→ AIM OF THE EXERCISE:
Locate each line in the records containing "sind". Copy it.

→ INPUT RECORDS:
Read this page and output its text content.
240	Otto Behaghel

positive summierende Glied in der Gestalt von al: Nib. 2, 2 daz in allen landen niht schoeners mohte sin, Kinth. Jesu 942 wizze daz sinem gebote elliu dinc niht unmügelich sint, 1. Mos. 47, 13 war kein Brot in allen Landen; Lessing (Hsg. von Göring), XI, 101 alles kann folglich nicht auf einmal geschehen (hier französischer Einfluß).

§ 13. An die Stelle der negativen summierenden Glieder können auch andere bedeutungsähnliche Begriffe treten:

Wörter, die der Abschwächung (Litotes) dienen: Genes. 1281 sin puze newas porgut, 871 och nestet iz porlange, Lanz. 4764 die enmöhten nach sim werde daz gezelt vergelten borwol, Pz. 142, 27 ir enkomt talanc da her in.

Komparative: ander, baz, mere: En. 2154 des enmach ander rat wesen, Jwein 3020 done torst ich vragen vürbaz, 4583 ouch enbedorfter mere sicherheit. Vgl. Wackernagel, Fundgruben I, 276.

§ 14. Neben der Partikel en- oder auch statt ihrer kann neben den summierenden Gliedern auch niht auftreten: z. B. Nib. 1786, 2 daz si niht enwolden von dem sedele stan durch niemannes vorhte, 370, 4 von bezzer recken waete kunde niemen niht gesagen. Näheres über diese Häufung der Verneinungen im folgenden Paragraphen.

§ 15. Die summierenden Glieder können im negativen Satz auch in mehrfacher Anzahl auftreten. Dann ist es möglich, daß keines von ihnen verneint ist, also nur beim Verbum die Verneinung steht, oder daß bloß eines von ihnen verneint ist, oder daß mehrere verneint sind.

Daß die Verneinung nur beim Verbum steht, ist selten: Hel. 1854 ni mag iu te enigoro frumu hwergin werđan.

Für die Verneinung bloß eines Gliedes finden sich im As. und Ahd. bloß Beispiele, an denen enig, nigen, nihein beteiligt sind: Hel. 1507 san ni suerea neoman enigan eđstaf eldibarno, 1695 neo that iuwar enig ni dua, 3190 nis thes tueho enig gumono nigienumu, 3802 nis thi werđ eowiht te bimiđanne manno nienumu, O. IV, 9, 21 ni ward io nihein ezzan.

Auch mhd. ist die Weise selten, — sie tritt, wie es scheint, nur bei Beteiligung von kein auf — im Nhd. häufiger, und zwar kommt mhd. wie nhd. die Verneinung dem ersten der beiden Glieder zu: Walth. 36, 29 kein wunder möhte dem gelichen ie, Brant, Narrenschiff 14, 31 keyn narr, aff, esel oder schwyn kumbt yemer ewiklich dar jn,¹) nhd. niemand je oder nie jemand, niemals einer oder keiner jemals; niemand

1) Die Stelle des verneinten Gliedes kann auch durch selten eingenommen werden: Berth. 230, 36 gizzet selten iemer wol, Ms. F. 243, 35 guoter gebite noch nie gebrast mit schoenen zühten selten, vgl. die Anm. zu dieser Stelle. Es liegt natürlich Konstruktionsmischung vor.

→ RESULT OF THE EXERCISE:
§ 15. Die summierenden Glieder können im negativen Satz auch in mehrfacher Anzahl auftreten. Dann ist es möglich, daß keines von ihnen verneint ist, also nur beim Verbum die Verneinung steht, oder daß bloß eines von ihnen verneint ist, oder daß mehrere verneint sind.
Für die Verneinung bloß eines Gliedes finden sich im As. und Ahd. bloß Beispiele, an denen enig, nigen, nihein beteiligt sind: Hel. 1507 san ni suerea neoman enigan eđstaf eldibarno, 1695 neo that iuwar enig ni dua, 3190 nis thes tueho enig gumono nigienumu, 3802 nis thi werđ eowiht te bimiđanne manno nienumu, O. IV, 9, 21 ni ward io nihein ezzan.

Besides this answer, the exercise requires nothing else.